Exercises to complete:
**1.** In the event announcement, rewrite the passage starting with "Danisha Almonte Luciano, Licensed" and going on through "and white supremacy.", replacing "Consultant" with "Advisor".
**2.** According to the event announcement, in which states is Danisha Almonte Luciano a licensed psychotherapist?

February 26, 2021 @ 8:00 am - 10:30 am

About this Event

JOIN US AS WE CLOSE OUT BLACK HISTORY MONTH WITH A MUCH NEEDED PANEL DISCUSSION ON ASPECTS OF THE BLACK EXPERIENCE IN AMERICA WITH EXPERTS IN MENTAL HEALTH, MATERNAL HEALTH, AND COVID-19.

Panelists Include:

Danisha Almonte Luciano, Licensed Psychotherapist in Texas & New York and Consultant in racial equity and mental health. She has had experience working with individuals, couples, and families who are struggling with various mental health concerns, including but not limited to, relationship issues, trauma, anxiety, depression, acculturation, and identity issues. She is passionate about helping others through their healing especially those in the Black and Latinx community. As a child of Dominican & Cuban immigrants and in her clinical work, she comprehends the challenges of adapting to new environments and cultural values. Her goal is to foster spaces to make for the collective healing of racism and white supremacy.

[Page segmentation data]
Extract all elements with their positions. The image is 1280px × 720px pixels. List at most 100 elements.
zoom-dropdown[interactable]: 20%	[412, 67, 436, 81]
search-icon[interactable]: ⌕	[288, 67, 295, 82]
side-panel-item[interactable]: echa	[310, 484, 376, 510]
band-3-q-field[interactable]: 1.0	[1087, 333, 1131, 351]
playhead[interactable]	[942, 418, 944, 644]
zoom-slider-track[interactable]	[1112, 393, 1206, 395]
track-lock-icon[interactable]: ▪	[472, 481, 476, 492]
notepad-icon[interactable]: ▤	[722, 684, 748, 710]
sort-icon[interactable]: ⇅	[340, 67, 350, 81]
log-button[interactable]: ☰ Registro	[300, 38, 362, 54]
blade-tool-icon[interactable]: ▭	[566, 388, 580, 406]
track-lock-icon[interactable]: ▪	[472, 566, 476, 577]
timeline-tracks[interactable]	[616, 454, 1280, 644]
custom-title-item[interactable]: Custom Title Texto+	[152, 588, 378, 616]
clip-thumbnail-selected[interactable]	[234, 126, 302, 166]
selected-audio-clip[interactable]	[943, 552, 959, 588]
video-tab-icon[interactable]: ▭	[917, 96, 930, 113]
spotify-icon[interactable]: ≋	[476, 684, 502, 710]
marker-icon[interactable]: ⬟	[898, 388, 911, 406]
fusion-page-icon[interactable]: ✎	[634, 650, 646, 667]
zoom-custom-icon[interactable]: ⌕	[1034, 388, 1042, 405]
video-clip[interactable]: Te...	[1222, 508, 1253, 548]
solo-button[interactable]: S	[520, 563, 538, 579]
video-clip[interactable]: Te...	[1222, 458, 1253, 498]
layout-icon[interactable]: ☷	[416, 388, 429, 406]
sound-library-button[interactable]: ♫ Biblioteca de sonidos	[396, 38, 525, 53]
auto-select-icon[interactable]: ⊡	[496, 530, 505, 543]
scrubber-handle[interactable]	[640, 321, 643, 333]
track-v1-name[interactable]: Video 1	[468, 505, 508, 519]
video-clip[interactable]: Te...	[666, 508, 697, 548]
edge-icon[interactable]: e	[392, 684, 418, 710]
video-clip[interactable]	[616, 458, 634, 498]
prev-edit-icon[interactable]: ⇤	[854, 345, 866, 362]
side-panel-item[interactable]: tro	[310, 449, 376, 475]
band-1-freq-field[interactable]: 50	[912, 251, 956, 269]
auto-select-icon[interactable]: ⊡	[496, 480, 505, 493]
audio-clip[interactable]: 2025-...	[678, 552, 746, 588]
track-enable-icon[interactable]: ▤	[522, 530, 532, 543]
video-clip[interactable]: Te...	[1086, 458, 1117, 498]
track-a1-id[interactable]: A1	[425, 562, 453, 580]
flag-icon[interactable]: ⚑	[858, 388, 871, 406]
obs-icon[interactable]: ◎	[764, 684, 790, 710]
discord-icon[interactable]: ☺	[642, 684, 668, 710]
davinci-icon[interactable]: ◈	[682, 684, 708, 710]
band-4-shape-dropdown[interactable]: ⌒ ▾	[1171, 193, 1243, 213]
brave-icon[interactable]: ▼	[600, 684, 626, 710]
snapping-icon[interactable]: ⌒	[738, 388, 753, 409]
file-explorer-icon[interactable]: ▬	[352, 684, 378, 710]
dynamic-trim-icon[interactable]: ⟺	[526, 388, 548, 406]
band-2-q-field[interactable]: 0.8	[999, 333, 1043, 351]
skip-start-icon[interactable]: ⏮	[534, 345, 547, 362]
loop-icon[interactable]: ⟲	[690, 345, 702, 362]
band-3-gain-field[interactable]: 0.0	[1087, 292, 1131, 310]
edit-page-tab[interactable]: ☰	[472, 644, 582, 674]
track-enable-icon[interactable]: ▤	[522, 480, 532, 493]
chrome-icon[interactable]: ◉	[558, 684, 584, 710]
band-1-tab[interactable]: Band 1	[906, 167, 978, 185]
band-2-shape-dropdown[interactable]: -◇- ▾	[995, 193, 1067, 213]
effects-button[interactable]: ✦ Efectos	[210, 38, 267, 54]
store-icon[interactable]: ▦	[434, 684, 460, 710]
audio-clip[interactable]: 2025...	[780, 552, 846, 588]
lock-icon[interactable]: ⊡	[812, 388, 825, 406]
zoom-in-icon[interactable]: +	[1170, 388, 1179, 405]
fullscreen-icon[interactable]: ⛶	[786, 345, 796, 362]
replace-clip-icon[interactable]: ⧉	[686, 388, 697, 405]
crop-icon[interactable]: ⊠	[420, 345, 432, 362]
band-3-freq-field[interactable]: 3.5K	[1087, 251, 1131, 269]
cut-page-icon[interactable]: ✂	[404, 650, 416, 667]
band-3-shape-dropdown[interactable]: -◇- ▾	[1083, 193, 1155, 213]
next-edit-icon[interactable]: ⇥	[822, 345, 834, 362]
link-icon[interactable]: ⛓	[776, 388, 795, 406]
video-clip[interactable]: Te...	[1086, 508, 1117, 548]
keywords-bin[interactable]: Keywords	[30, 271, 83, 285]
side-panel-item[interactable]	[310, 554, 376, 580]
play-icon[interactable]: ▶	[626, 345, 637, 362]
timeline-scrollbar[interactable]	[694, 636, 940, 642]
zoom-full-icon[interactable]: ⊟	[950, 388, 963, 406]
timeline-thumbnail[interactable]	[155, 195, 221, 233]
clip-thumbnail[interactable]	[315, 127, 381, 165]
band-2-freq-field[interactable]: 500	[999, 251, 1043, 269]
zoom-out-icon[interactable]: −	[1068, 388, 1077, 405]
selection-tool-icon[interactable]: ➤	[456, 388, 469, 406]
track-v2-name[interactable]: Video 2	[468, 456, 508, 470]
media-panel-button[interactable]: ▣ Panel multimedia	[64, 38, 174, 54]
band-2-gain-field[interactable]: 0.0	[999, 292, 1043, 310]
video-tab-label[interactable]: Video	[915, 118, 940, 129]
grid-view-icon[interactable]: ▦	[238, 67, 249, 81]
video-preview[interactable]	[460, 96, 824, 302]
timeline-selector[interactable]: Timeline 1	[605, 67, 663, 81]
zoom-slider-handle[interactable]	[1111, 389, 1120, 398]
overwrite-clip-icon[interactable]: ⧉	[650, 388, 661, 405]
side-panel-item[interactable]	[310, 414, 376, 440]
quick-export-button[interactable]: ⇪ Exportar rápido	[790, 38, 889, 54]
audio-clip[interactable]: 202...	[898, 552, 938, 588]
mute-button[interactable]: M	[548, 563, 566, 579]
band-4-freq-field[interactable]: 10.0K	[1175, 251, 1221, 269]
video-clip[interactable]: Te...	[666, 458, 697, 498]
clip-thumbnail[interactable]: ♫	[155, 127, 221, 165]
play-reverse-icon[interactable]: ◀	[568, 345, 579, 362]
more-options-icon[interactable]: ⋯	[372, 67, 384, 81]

Task-by-task solutions:
**1.**
Danisha Almonte Luciano, Licensed Psychotherapist in Texas & New York and Advisor in racial equity and mental health. She has had experience working with individuals, couples, and families who are struggling with various mental health concerns, including but not limited to, relationship issues, trauma, anxiety, depression, acculturation, and identity issues. She is passionate about helping others through their healing especially those in the Black and Latinx community. As a child of Dominican & Cuban immigrants and in her clinical work, she comprehends the challenges of adapting to new environments and cultural values. Her goal is to foster spaces to make for the collective healing of racism and white supremacy.

**2.** Texas and New York.